Tâche à réaliser
Dans le texte du document, que fait l'enfant en colère avant de tomber en pleurant dans les bras de son père ?

Texte du document
_ _ _

Il ne nous est pas permis de juger le cœur d’un homme que Dieu seul connaît. L’auteur de cette proclamation a également eu sa part de souffrance dans la vie, et la souffrance unit au Christ peut-être plus que les invectives ne séparent de lui. La prière de Jésus sur la croix: « Père, pardonne-leur : car ils ne savent pas ce qu’ils font[5] », n’a pas été prononcée seulement pour ceux qui étaient présents ce jour-là sur le Calvaire!

Il me vient à l’esprit une image que j’ai parfois observée en direct (et qui, je l’espère, est devenue entre- temps une réalité pour l’auteur de cette proclamation !): un enfant en colère essaie de frapper son père au visage avec ses poings et ses griffes, jusqu’à ce que, à bout de forces, il tombe en pleurant dans les bras de celui-ci, qui le calme et le serre contre sa poitrine.

_ _ _

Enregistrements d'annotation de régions
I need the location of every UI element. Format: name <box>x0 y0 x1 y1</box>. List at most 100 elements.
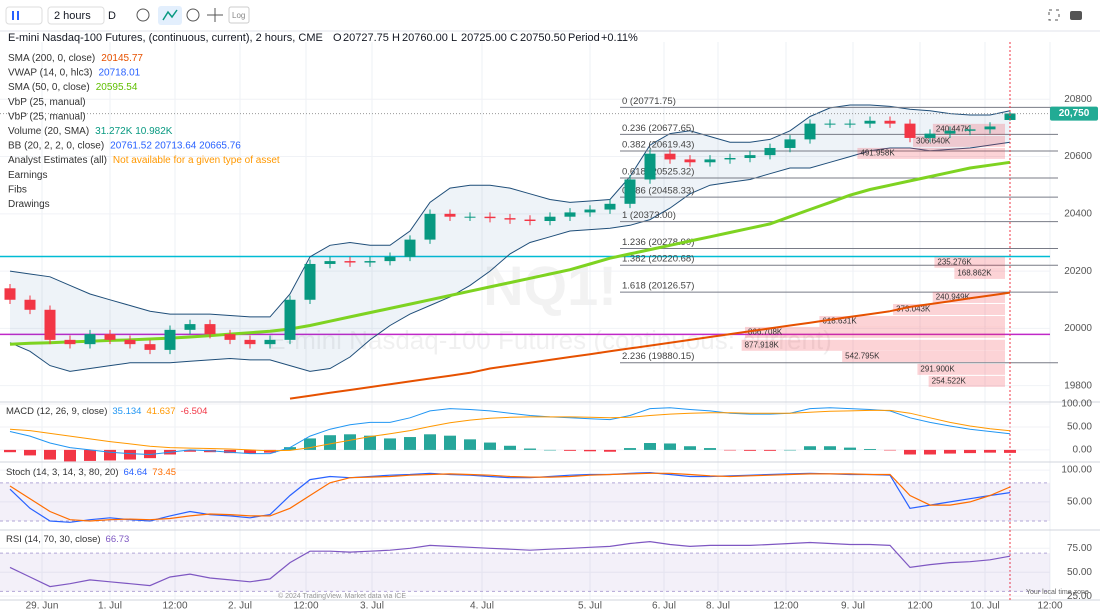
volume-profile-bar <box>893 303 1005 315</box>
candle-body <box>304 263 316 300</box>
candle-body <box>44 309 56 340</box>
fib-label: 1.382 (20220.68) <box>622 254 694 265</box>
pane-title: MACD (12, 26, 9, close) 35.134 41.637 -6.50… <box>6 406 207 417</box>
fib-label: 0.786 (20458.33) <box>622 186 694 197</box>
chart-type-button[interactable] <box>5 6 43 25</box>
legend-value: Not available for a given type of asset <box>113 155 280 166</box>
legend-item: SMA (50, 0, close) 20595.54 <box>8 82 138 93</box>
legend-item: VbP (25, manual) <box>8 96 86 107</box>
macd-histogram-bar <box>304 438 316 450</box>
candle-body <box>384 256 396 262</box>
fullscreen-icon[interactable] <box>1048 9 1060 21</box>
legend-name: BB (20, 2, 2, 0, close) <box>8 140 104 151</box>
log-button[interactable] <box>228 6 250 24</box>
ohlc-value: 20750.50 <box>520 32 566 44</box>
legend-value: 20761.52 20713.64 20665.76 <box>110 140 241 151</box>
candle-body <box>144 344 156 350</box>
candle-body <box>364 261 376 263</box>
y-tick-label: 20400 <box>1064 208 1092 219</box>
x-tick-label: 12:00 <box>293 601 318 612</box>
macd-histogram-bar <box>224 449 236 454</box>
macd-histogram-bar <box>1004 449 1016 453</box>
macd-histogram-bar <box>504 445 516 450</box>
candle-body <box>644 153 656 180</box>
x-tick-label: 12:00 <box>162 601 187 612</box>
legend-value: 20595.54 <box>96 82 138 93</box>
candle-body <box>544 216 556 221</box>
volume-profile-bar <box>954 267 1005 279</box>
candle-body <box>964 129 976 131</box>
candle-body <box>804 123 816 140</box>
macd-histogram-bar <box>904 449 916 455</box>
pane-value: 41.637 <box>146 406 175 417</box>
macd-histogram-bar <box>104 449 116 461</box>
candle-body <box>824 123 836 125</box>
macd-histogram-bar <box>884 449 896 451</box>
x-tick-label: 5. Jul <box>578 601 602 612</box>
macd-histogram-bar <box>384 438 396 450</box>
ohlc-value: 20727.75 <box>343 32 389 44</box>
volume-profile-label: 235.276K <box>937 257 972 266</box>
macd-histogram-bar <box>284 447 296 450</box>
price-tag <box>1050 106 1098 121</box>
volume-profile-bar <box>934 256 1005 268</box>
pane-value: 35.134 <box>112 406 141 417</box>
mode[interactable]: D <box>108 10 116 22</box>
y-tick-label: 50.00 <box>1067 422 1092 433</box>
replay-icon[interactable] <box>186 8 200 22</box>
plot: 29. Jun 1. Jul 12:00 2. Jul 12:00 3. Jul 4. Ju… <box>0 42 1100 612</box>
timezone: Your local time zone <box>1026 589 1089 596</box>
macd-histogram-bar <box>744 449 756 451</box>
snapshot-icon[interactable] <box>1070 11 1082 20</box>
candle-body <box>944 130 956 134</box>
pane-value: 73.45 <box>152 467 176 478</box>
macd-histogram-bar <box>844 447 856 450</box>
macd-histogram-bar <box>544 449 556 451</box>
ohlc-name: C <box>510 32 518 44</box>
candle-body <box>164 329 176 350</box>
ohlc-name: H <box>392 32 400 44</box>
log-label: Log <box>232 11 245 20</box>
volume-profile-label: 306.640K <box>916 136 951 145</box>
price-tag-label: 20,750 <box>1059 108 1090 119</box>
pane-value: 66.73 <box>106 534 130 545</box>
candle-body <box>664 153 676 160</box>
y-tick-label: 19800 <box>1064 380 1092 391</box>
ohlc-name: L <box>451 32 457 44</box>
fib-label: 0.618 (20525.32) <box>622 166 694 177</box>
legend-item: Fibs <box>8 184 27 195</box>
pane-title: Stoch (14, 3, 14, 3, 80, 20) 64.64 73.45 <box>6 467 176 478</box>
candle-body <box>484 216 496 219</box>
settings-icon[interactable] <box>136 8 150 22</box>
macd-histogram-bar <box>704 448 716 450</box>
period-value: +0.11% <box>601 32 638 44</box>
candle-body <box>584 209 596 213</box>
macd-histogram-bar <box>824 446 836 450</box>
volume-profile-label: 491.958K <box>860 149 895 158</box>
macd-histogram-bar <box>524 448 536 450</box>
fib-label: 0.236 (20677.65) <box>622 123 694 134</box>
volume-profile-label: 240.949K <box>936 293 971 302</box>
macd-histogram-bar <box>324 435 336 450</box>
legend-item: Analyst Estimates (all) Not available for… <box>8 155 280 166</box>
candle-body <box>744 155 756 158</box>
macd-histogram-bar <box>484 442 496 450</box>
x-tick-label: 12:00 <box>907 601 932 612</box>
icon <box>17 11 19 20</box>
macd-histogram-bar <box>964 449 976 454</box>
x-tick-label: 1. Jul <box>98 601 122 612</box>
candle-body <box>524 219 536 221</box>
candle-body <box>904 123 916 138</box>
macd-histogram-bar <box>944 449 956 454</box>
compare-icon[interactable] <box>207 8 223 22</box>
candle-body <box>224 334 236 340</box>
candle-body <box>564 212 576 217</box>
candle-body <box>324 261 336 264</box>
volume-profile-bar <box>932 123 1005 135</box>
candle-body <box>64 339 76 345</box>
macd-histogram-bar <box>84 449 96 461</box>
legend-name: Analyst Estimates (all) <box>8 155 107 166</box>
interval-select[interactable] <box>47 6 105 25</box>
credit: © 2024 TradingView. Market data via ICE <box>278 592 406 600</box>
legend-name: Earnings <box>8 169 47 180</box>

_ _ _

Réponse à l'exercice
Il essaie de frapper son père au visage avec ses poings et ses griffes.